#### Problems to solve:
(1) Answer these questions from the Quinquagesima text, one line each:
(a) What color are the priest's vestments on this Sunday?
(b) Who compiled the prayers and readings for the pre-Lenten Sundays?
(c) In which two ancient collections is the collect found?
(2) Decide whether each statement agrees with the Quinquagesima text. Answer yes or no, and quote the words that decide it.
(a) The Alleluia is said on Quinquagesima.
(b) A vinculum can be a moral bond as well as a physical fetter.
(c) The combination peccata absolvere is found in ancient collections.
(3) Reproduce word for word the stretch of the Quinquagesima text from "In our traditional" through "nos adversitate custodi.".

WDTPRS: Quinquagesima

In our traditional Roman calendar this Sunday is Quinquagesima, Latin for the symbolic “Fiftieth” day before Easter.  Today is one of the pre-Lenten Sundays which prepare us for the discipline of Lent. The priest’s vestments are purple. No Alleluia. The prayers and readings for the pre-Lenten Sundays were compiled by St. Gregory the Great (+604).   After the Second Vatican Council the Consilium’s liturgical reformers under Annibale Bugnini and others eliminated these pre-Lent Sundays, much to our detriment.

COLLECT:
Preces nostras, quaesumus, Domine, clementer exaudi:
atque, a peccatorum vinculis absolutos,
ab omni nos adversitate custodi.

This prayer is found in the ancient Liber Sacramentorum Augustodunensis and the L.S. Engolismensis.  I cannot find this prayer in any form in the post-Conciliar editions of the Missale Romanum

Of course you won’t find Quinquagesima either.

The ponderous Lewis & Short Dictionary reminds us that absolvo means “to loosen from, to make loose, set free, detach, untie” or in juridical language “to absolve from a charge, to acquit, declare innocent”.  The priest uses this word when he absolves you of the bonds of your sins.  Vinculum is “that with which any thing is bound, a band, bond, rope, cord, fetter, tie”.  This bond can be literal, as in physical fetters, or it can be moral or some sort of state.  You can be bound in charity or peace, or bound in damnation or sin.  In the case if sin, in liturgical prayer we find a form of vinculum or its plural with “loosing” verbs such as absolvo or resolvo or dissolvo.  In ancient prayer the state of sin conceived as a place in which we are bound.  The bonds must be loosed so that we can escape and be free.  In the whole of the post-Conciliar Missal I don’t believe the combination peccata absolvere is found, but it is in ancient collections.  One finds the phrase with some additional term such as “bonds” or “ties” of sins.

#### Data excerpt:

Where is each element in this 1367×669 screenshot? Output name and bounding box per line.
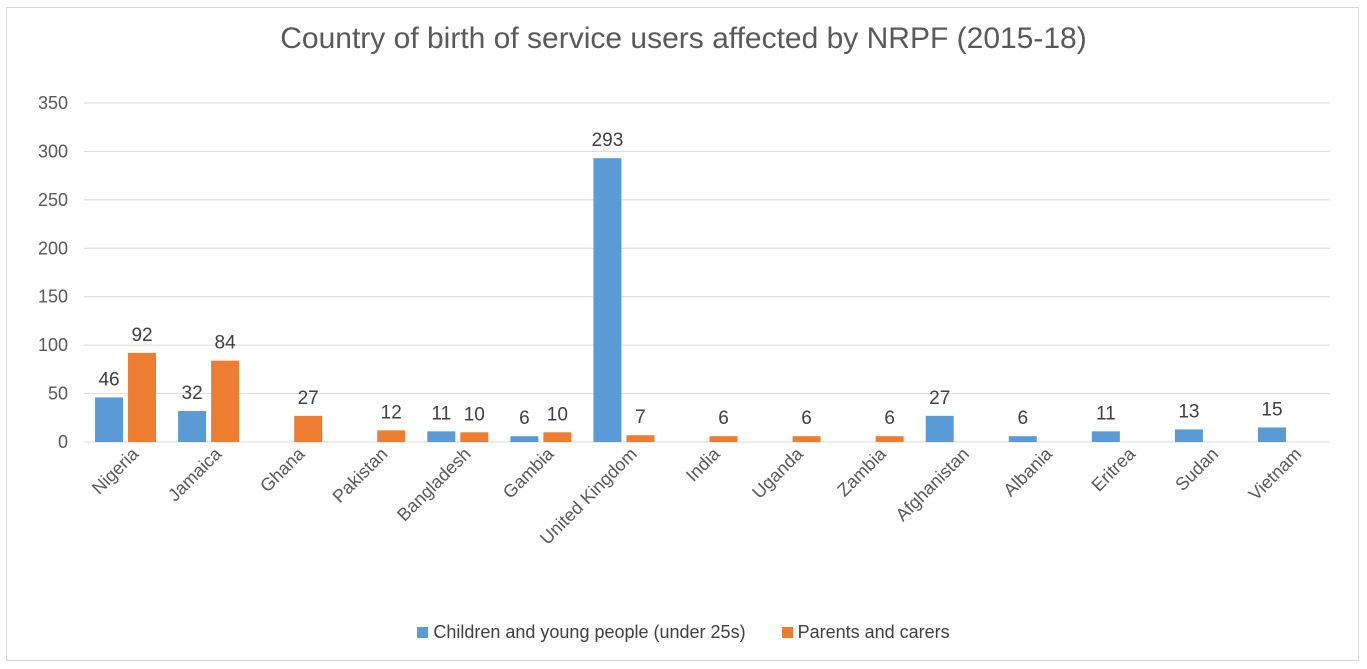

#### Answers to the problems:
(1)
(a) Purple.
(b) St. Gregory the Great (+604).
(c) The Liber Sacramentorum Augustodunensis and the L.S. Engolismensis.

(2)
(a) No: "No Alleluia."
(b) Yes: "This bond can be literal, as in physical fetters, or it can be moral or some sort of state."
(c) Yes: "but it is in ancient collections."

(3)
In our traditional Roman calendar this Sunday is Quinquagesima, Latin for the symbolic “Fiftieth” day before Easter.  Today is one of the pre-Lenten Sundays which prepare us for the discipline of Lent. The priest’s vestments are purple. No Alleluia. The prayers and readings for the pre-Lenten Sundays were compiled by St. Gregory the Great (+604).   After the Second Vatican Council the Consilium’s liturgical reformers under Annibale Bugnini and others eliminated these pre-Lent Sundays, much to our detriment.

COLLECT:
Preces nostras, quaesumus, Domine, clementer exaudi:
atque, a peccatorum vinculis absolutos,
ab omni nos adversitate custodi.